→ Supplied records:
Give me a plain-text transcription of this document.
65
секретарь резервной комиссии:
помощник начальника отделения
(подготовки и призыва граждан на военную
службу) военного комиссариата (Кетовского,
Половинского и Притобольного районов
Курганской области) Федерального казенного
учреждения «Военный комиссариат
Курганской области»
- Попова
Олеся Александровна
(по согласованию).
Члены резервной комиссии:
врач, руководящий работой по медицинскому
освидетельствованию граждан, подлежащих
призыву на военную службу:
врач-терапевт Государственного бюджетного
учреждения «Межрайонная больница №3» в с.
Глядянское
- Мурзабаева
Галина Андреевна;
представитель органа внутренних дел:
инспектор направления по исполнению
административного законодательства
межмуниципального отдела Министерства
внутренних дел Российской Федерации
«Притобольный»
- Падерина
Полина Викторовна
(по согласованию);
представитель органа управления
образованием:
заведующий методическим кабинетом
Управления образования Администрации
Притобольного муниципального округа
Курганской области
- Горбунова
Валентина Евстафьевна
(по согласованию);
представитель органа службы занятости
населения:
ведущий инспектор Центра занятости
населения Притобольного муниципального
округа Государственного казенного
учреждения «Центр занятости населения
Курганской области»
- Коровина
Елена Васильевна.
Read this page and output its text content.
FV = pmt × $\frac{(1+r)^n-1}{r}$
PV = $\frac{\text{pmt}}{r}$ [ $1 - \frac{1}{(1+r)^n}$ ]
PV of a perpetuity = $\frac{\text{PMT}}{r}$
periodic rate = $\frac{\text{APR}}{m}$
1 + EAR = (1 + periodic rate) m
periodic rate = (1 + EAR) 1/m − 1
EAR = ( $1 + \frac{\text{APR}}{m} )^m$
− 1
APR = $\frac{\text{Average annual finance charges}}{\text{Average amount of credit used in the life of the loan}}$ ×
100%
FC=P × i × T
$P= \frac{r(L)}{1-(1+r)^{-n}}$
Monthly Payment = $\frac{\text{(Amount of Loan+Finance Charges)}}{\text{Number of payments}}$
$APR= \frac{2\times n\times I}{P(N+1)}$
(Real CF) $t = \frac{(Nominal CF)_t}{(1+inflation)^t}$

→ Written exercise:
Write the lines out verbatim, from the one with "Read this page and output its text content." through the last line of the entries, and stop there.

→ Task response:
Read this page and output its text content.
FV = pmt × $\frac{(1+r)^n-1}{r}$
PV = $\frac{\text{pmt}}{r}$ [ $1 - \frac{1}{(1+r)^n}$ ]
PV of a perpetuity = $\frac{\text{PMT}}{r}$
periodic rate = $\frac{\text{APR}}{m}$
1 + EAR = (1 + periodic rate) m
periodic rate = (1 + EAR) 1/m − 1
EAR = ( $1 + \frac{\text{APR}}{m} )^m$
− 1
APR = $\frac{\text{Average annual finance charges}}{\text{Average amount of credit used in the life of the loan}}$ ×
100%
FC=P × i × T
$P= \frac{r(L)}{1-(1+r)^{-n}}$
Monthly Payment = $\frac{\text{(Amount of Loan+Finance Charges)}}{\text{Number of payments}}$
$APR= \frac{2\times n\times I}{P(N+1)}$
(Real CF) $t = \frac{(Nominal CF)_t}{(1+inflation)^t}$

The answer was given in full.